- **Quoted text**:
Supersonic

on the Kennedy

The state of North Carolina may have been the first to grant me a license, but I learned to drive in Chicago.

There you better get up and go or you’re going to be run over. They drive at breakneck speeds. Play chicken turning left at intersections. Dodge thousands of pedestrians and maniacal taxis.

Had to take it down a notch when we moved to St. Louis. Some folks there drive fast, only that’s not the real issue. The daredevil maneuver of drivers in the Lou is gunning it through red lights.

See yellow? In St. Louis, that means speed up. Like a bull rushing the matador in anticipation of red.

For the most part, Wichita drivers are safe drivers. They seem to take it easy. Five or ten miles below the speed limit easy.

A new friend I’ve made here is another big city transplant. Like me, she’s adjusting to the Wichita crawl. Her explanation for the slow driving is that it only takes 15 minutes to get anywhere in Wichita, so why hurry?

One morning I pulled out of the carpool line to see my friend’s SUV a few cars up on the road. The light turned green and we bolted through.

My Chicagoan stirred. “C’mon. You can take her!”

Items stored from a collection
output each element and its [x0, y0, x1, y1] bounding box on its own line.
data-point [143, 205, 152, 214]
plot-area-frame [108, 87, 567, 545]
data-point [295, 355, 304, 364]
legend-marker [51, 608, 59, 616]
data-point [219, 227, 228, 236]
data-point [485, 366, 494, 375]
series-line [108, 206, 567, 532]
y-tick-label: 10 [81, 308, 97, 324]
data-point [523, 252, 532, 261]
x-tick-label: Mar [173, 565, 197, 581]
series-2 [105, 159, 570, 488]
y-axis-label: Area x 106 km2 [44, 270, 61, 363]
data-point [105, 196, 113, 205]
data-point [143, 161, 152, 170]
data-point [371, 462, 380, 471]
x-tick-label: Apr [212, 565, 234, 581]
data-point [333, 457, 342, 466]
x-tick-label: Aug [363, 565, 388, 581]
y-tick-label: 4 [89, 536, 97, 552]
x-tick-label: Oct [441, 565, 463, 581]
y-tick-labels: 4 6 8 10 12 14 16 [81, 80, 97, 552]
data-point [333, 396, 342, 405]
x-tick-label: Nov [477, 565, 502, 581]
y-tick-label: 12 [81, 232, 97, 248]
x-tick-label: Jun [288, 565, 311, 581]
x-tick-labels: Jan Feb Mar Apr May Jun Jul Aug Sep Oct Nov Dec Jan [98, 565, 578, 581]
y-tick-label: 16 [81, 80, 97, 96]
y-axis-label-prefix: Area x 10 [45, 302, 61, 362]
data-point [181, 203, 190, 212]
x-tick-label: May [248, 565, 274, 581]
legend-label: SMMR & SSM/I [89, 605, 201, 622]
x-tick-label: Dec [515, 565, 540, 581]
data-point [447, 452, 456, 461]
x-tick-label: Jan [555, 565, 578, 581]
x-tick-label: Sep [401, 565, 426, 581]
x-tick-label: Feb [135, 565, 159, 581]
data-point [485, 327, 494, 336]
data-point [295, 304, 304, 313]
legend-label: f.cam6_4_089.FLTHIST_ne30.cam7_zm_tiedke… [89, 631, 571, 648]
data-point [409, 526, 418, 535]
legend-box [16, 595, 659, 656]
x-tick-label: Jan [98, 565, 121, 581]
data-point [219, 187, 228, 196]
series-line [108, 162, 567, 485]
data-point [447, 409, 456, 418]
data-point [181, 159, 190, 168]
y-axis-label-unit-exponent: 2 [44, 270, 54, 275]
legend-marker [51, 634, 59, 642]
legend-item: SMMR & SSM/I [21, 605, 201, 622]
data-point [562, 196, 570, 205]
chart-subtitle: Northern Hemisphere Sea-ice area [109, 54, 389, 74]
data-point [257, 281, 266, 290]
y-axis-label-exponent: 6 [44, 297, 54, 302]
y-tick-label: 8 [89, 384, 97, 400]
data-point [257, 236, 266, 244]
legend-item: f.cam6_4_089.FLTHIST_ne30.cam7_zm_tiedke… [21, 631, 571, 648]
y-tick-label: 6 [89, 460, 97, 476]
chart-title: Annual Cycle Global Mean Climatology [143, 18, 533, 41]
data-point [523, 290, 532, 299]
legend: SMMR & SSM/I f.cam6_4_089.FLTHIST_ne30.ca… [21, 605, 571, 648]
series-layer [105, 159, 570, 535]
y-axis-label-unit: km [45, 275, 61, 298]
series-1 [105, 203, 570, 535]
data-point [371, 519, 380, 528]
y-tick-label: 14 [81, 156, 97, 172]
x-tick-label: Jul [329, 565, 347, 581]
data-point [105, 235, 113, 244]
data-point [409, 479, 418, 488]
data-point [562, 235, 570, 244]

- **Exercise**: Duplicate everything in the essay on driving from "See yellow? In" down to "we bolted through.", keeping every word and mark unchanged.

- **Output of the task**:
See yellow? In St. Louis, that means speed up. Like a bull rushing the matador in anticipation of red.

For the most part, Wichita drivers are safe drivers. They seem to take it easy. Five or ten miles below the speed limit easy.

A new friend I’ve made here is another big city transplant. Like me, she’s adjusting to the Wichita crawl. Her explanation for the slow driving is that it only takes 15 minutes to get anywhere in Wichita, so why hurry?

One morning I pulled out of the carpool line to see my friend’s SUV a few cars up on the road. The light turned green and we bolted through.